● **Task goal**
Identify, in the records below, every line where the string "senaste" appears, and copy each such line.

(Records excerpted from a collection)
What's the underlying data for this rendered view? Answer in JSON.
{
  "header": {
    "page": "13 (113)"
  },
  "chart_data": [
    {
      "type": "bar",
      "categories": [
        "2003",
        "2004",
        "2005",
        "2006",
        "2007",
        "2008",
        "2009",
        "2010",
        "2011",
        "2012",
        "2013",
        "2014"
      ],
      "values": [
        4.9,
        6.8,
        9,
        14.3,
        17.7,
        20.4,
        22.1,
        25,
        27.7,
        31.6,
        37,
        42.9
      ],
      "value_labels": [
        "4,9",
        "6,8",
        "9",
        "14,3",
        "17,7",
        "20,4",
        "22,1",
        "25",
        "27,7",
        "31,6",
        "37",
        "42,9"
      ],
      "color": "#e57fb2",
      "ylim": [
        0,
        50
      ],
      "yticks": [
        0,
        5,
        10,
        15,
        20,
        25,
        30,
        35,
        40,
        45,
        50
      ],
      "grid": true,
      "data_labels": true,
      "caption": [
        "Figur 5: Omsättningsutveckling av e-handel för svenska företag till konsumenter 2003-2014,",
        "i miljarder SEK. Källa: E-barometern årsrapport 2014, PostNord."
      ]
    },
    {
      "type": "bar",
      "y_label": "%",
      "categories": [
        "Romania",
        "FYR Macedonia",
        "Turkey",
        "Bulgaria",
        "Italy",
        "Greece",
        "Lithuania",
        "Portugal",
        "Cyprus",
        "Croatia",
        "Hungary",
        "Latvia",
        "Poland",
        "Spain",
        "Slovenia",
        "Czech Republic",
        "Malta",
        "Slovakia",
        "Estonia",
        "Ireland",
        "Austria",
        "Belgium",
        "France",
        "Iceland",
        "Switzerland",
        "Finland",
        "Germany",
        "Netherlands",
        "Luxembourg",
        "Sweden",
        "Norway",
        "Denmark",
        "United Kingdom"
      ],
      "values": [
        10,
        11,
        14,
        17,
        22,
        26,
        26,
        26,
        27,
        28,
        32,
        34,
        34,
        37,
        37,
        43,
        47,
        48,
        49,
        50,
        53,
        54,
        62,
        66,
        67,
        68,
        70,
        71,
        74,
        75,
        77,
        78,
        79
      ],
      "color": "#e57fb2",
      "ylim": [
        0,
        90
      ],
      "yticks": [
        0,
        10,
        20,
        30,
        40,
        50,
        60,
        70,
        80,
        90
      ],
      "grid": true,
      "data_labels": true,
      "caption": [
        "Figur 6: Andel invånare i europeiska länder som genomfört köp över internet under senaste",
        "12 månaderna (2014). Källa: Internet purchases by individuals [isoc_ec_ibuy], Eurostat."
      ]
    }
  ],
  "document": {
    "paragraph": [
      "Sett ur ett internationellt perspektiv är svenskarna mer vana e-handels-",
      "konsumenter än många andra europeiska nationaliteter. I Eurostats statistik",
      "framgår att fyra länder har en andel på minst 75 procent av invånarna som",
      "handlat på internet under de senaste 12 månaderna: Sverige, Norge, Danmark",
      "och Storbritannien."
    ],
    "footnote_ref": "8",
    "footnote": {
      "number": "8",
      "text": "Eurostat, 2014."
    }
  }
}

● **Written solution**
        "Figur 6: Andel invånare i europeiska länder som genomfört köp över internet under senaste",
      "handlat på internet under de senaste 12 månaderna: Sverige, Norge, Danmark",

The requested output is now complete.